**AIM**
For each line in the data below that holds "масса", return a copy.

☆ ☆ ☆

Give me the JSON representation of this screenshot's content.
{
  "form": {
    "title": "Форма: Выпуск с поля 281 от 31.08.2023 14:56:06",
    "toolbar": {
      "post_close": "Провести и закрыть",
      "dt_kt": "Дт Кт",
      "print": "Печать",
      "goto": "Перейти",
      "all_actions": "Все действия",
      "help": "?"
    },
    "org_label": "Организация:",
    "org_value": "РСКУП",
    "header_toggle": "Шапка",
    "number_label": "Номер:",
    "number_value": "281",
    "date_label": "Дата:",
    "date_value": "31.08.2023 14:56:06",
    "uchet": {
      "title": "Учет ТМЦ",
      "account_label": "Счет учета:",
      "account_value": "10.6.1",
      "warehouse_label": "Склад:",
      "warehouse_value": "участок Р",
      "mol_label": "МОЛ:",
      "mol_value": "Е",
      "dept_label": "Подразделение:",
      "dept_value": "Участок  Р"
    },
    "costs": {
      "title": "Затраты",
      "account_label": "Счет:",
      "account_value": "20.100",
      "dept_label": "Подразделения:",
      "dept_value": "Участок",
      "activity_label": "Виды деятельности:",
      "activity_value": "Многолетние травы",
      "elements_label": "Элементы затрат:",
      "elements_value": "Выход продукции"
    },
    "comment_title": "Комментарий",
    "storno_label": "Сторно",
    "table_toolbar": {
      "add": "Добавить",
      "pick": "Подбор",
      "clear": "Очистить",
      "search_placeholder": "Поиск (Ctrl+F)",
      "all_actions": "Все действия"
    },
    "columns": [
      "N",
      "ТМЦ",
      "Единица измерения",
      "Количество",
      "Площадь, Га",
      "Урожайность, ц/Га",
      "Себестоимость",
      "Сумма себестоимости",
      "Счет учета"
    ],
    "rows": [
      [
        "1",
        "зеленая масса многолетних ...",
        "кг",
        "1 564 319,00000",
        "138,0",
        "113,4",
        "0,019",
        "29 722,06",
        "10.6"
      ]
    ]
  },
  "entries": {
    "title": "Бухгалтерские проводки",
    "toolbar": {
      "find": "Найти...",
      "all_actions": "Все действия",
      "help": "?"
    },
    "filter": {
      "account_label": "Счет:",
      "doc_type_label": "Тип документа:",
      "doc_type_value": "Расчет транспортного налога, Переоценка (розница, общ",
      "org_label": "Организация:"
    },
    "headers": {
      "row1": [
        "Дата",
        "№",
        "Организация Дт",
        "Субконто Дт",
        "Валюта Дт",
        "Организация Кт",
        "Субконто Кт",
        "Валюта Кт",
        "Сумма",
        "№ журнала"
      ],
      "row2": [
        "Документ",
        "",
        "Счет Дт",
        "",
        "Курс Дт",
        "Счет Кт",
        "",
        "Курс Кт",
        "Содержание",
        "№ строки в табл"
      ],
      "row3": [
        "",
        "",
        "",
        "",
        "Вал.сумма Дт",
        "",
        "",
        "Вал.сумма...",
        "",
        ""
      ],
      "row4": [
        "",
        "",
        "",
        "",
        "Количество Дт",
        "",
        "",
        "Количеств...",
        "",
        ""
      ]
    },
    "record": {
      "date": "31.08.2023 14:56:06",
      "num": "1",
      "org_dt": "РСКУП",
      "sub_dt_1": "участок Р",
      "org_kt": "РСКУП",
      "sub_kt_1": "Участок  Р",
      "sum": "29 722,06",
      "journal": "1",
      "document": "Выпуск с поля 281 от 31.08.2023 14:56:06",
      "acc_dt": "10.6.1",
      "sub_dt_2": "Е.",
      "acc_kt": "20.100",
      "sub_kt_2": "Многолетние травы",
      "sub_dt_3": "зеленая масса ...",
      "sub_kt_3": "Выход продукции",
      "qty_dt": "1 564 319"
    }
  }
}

☆ ☆ ☆

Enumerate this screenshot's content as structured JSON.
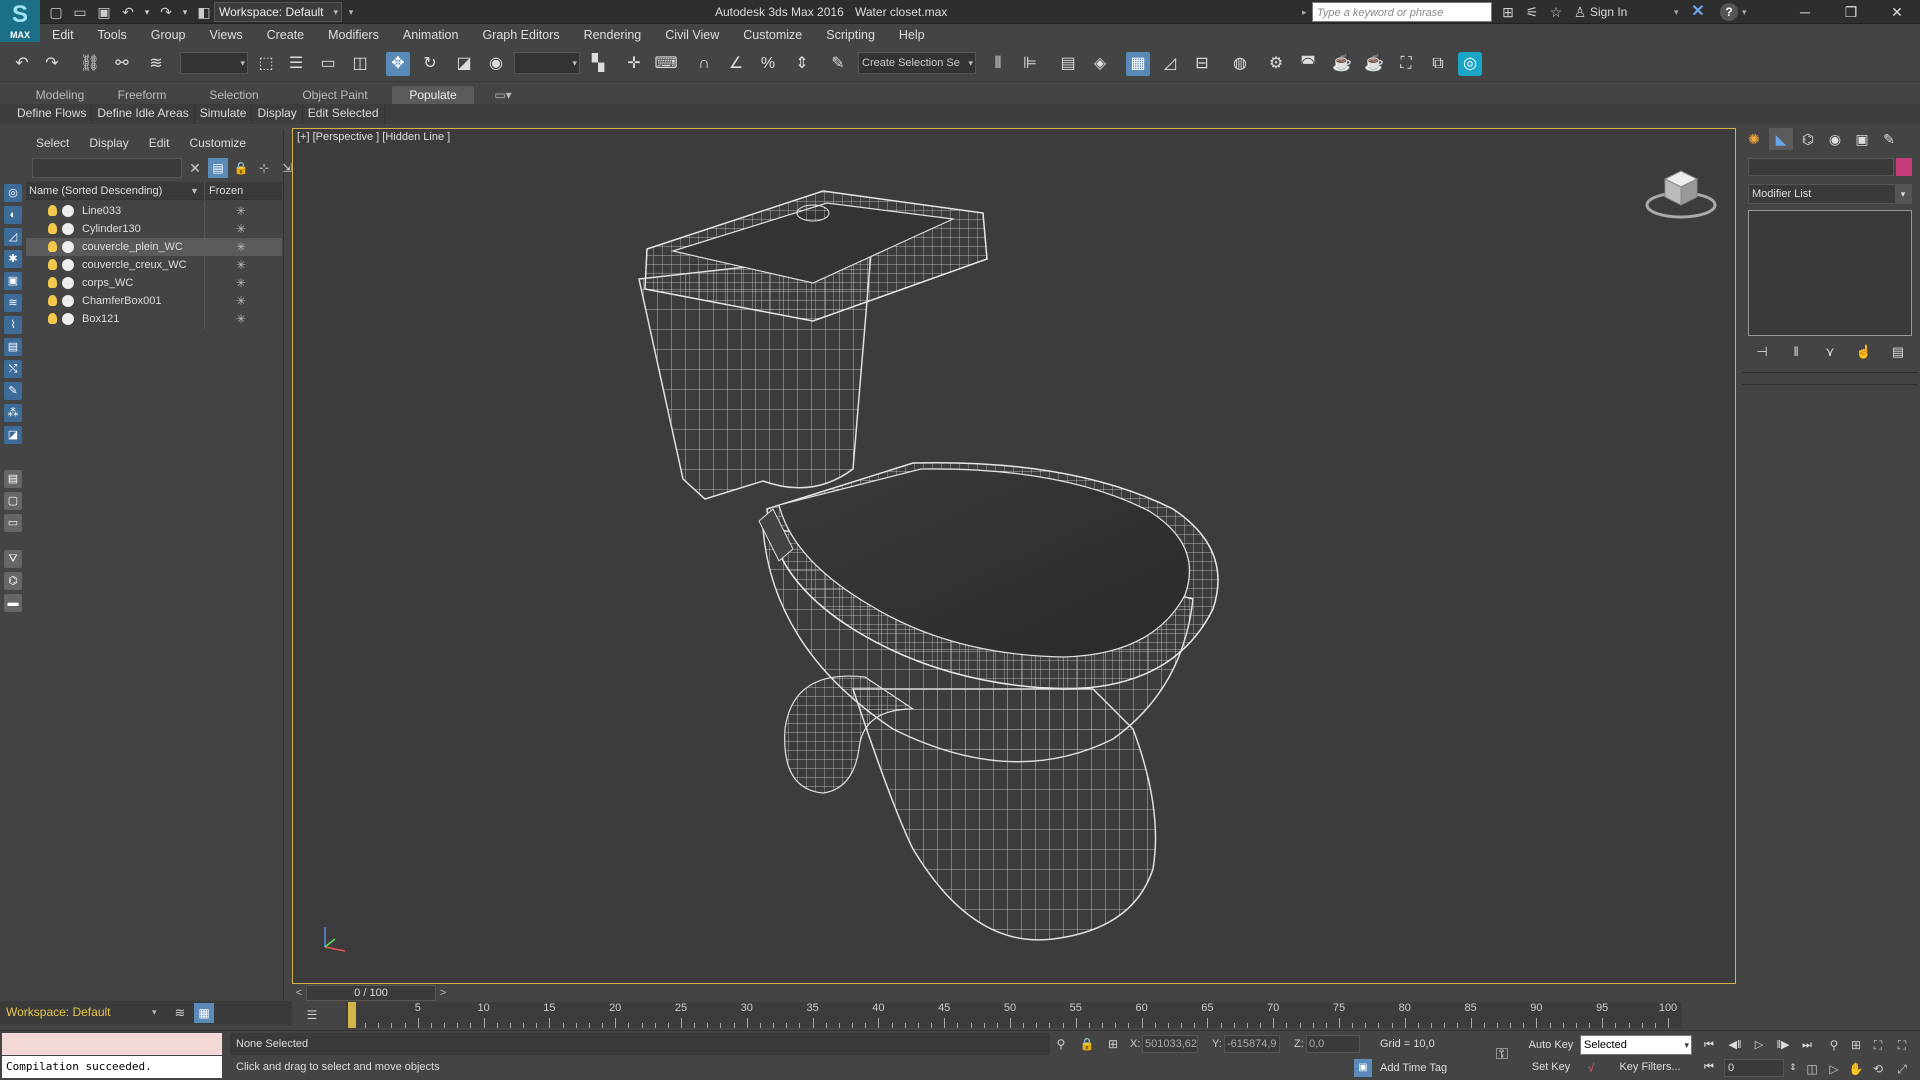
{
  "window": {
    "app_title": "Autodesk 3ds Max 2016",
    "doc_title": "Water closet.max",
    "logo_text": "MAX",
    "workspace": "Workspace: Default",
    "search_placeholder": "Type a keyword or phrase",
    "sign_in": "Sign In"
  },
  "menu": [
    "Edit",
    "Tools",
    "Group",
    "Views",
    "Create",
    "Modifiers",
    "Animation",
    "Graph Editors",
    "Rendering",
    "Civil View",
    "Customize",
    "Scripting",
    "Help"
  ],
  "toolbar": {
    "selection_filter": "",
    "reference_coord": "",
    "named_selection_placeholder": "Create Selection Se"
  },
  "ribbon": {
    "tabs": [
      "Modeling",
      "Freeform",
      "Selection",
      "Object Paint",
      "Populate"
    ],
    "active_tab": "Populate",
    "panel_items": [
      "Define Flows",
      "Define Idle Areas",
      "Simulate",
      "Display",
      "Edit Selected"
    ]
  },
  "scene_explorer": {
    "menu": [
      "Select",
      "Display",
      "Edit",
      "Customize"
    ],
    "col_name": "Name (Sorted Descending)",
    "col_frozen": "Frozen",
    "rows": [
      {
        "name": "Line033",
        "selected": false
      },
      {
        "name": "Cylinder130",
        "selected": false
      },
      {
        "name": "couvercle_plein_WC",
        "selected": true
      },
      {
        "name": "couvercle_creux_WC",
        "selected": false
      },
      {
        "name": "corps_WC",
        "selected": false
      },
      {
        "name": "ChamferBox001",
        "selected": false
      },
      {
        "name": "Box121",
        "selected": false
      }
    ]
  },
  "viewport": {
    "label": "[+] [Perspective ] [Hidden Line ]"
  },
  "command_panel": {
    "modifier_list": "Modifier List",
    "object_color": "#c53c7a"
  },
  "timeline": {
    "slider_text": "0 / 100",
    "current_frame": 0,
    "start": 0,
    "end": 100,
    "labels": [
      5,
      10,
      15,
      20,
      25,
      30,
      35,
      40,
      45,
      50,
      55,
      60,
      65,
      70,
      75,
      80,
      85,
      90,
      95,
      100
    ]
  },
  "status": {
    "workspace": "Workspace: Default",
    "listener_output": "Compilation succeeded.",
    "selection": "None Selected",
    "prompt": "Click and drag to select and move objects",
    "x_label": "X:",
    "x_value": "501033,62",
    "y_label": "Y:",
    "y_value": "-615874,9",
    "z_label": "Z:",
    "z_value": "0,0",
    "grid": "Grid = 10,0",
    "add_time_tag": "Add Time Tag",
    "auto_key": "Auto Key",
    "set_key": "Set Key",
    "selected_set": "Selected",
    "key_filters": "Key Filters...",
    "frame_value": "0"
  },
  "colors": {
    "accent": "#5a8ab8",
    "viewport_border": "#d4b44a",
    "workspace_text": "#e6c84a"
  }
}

☆ ☆ ☆

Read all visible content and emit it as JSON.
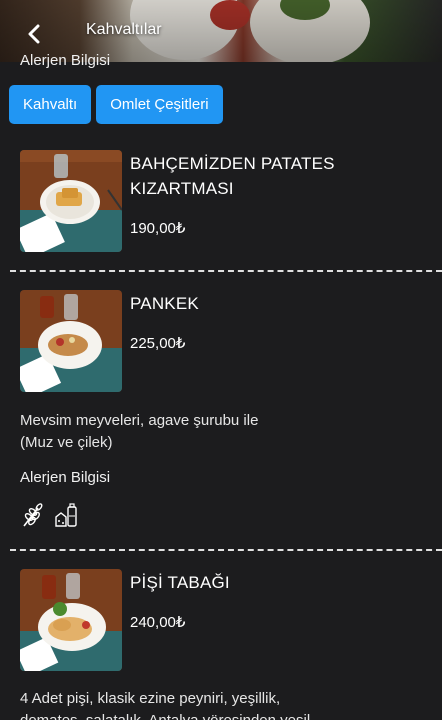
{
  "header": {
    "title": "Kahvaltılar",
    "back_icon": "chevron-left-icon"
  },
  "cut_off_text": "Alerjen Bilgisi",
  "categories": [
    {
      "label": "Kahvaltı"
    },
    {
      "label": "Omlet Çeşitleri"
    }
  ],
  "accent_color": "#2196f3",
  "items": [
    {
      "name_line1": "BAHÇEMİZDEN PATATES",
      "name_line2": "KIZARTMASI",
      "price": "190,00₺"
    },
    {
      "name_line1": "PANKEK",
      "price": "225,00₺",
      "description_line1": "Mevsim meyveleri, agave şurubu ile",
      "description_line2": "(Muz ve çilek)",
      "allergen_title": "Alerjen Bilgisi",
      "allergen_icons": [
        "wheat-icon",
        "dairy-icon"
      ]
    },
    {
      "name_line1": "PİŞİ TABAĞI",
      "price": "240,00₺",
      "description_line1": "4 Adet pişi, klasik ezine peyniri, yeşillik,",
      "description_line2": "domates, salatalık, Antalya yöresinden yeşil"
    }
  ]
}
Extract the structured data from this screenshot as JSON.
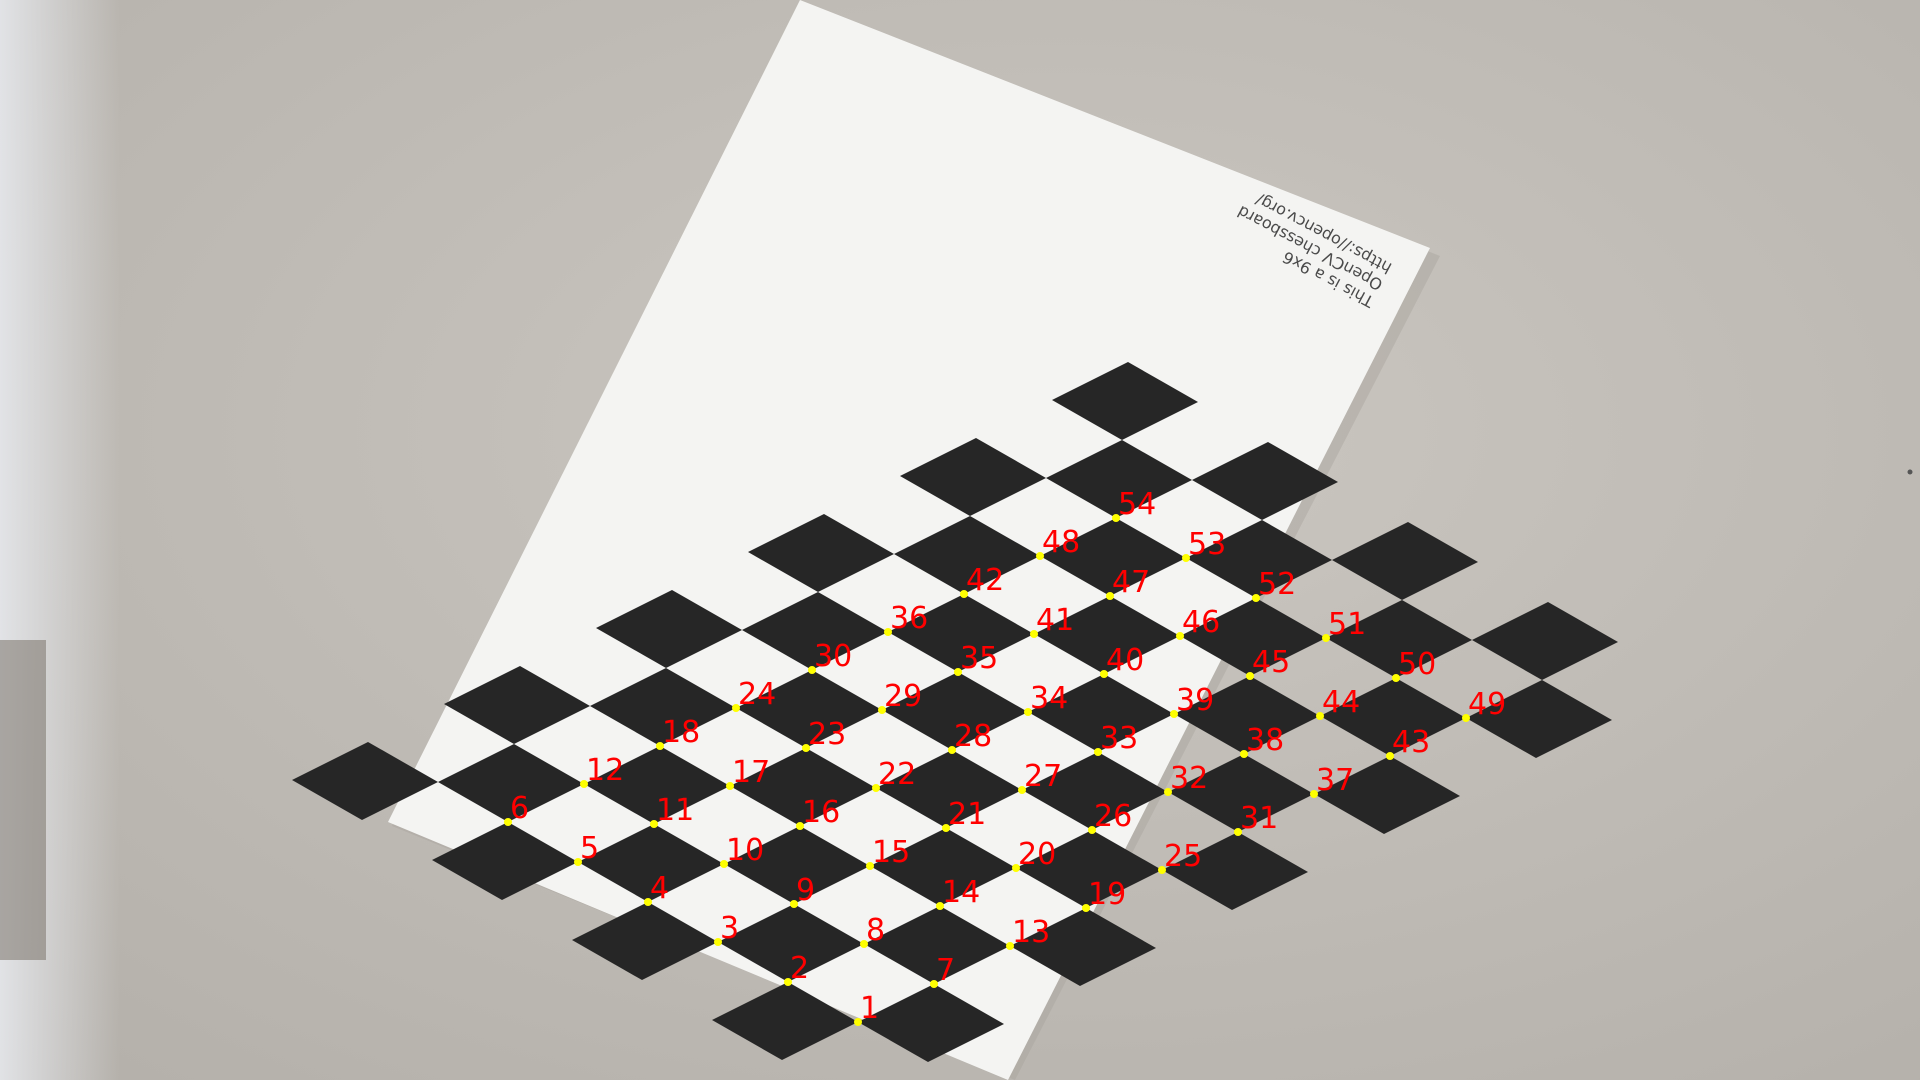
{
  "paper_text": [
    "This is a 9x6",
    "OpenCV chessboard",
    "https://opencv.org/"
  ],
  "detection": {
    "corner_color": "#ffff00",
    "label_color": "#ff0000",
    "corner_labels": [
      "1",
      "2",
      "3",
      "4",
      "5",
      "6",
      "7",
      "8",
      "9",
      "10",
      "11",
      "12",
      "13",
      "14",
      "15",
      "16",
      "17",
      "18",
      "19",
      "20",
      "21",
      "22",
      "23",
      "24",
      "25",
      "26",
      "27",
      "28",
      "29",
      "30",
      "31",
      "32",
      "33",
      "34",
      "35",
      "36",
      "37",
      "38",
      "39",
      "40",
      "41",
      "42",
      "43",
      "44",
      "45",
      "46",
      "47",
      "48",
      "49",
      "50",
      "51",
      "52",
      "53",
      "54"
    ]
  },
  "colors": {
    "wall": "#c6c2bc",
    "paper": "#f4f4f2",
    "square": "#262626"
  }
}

☆ ☆ ☆

**EXERCISE ANSWER**
        "зеленая масса многолетних ...",
      "sub_dt_3": "зеленая масса ...",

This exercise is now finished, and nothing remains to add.